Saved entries

********************

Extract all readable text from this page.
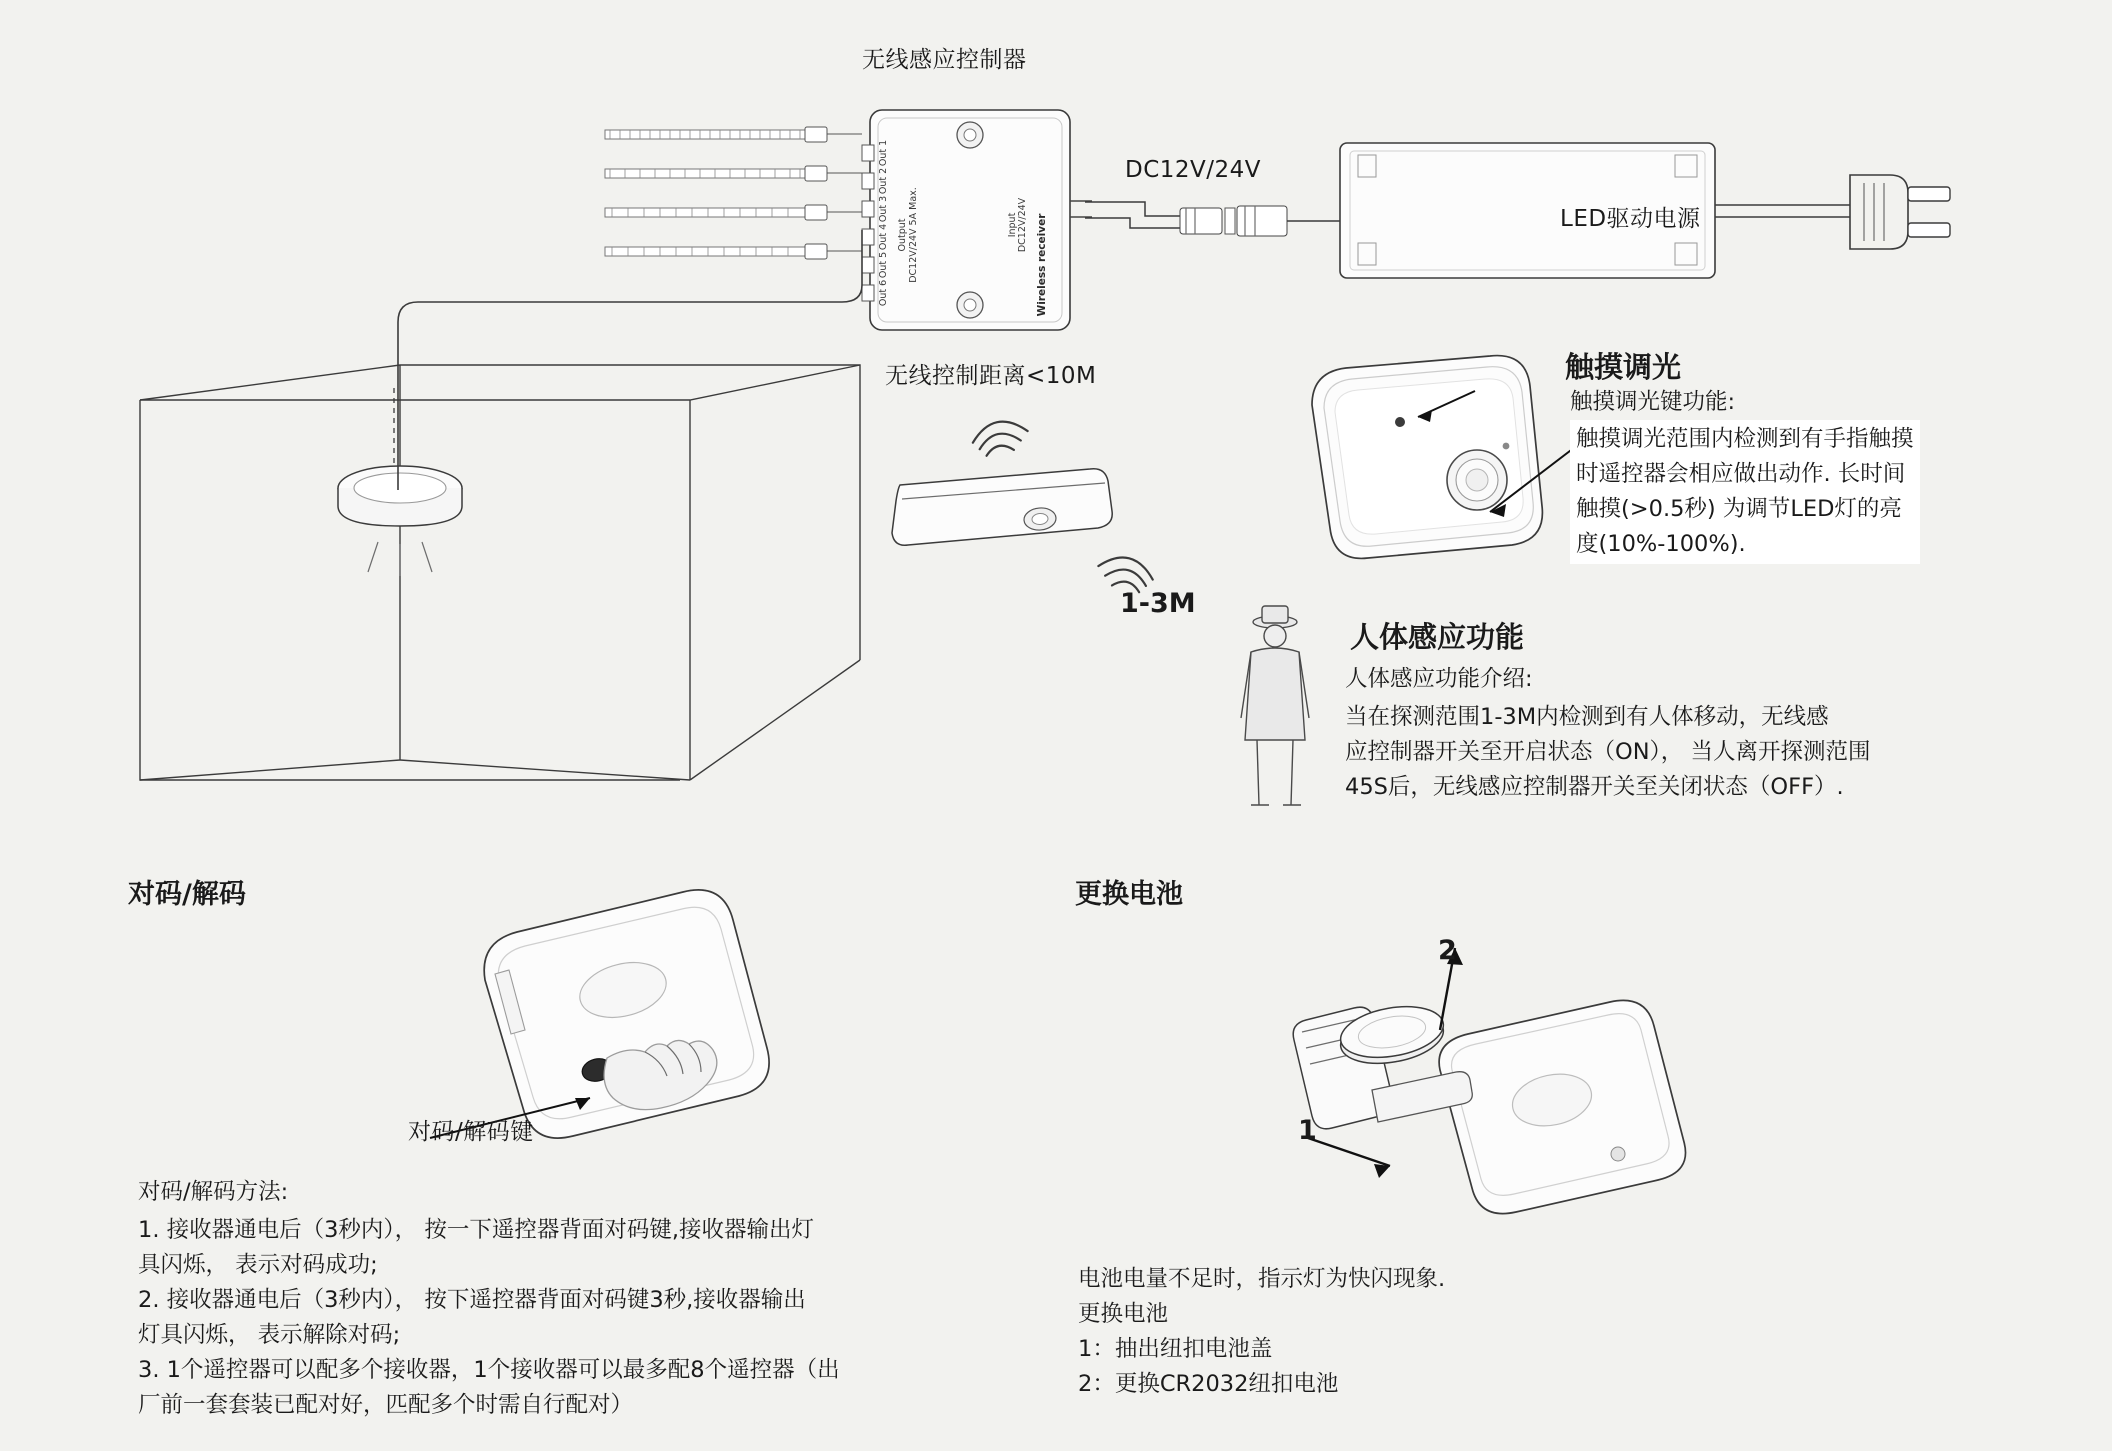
无线感应控制器
Out 1
Out 2
Out 3
Out 4
Out 5
Out 6
Output DC12V/24V 5A Max.	Input DC12V/24V Wireless receiver
DC12V/24V
LED驱动电源
无线控制距离<10M
1-3M
触摸调光
触摸调光键功能:
触摸调光范围内检测到有手指触摸
时遥控器会相应做出动作. 长时间
触摸(>0.5秒) 为调节LED灯的亮
度(10%-100%).
人体感应功能
人体感应功能介绍:
当在探测范围1-3M内检测到有人体移动，无线感
应控制器开关至开启状态（ON）， 当人离开探测范围
45S后，无线感应控制器开关至关闭状态（OFF）.
对码/解码
对码/解码键
对码/解码方法:
1. 接收器通电后（3秒内）， 按一下遥控器背面对码键,接收器输出灯
具闪烁， 表示对码成功;
2. 接收器通电后（3秒内）， 按下遥控器背面对码键3秒,接收器输出
灯具闪烁， 表示解除对码;
3. 1个遥控器可以配多个接收器，1个接收器可以最多配8个遥控器（出
厂前一套套装已配对好，匹配多个时需自行配对）
更换电池
2
1
电池电量不足时，指示灯为快闪现象.
更换电池
1：抽出纽扣电池盖
2：更换CR2032纽扣电池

********************

**Requirement**
Omit the pictures, then output the rest of the listing exactly.

**Written solution**
Extract all readable text from this page.
无线感应控制器
Out 1
Out 2
Out 3
Out 4
Out 5
Out 6
Output DC12V/24V 5A Max.	Input DC12V/24V Wireless receiver
DC12V/24V
LED驱动电源
无线控制距离<10M
1-3M
触摸调光
触摸调光键功能:
触摸调光范围内检测到有手指触摸
时遥控器会相应做出动作. 长时间
触摸(>0.5秒) 为调节LED灯的亮
度(10%-100%).
人体感应功能
人体感应功能介绍:
当在探测范围1-3M内检测到有人体移动，无线感
应控制器开关至开启状态（ON）， 当人离开探测范围
45S后，无线感应控制器开关至关闭状态（OFF）.
对码/解码
对码/解码键
对码/解码方法:
1. 接收器通电后（3秒内）， 按一下遥控器背面对码键,接收器输出灯
具闪烁， 表示对码成功;
2. 接收器通电后（3秒内）， 按下遥控器背面对码键3秒,接收器输出
灯具闪烁， 表示解除对码;
3. 1个遥控器可以配多个接收器，1个接收器可以最多配8个遥控器（出
厂前一套套装已配对好，匹配多个时需自行配对）
更换电池
2
1
电池电量不足时，指示灯为快闪现象.
更换电池
1：抽出纽扣电池盖
2：更换CR2032纽扣电池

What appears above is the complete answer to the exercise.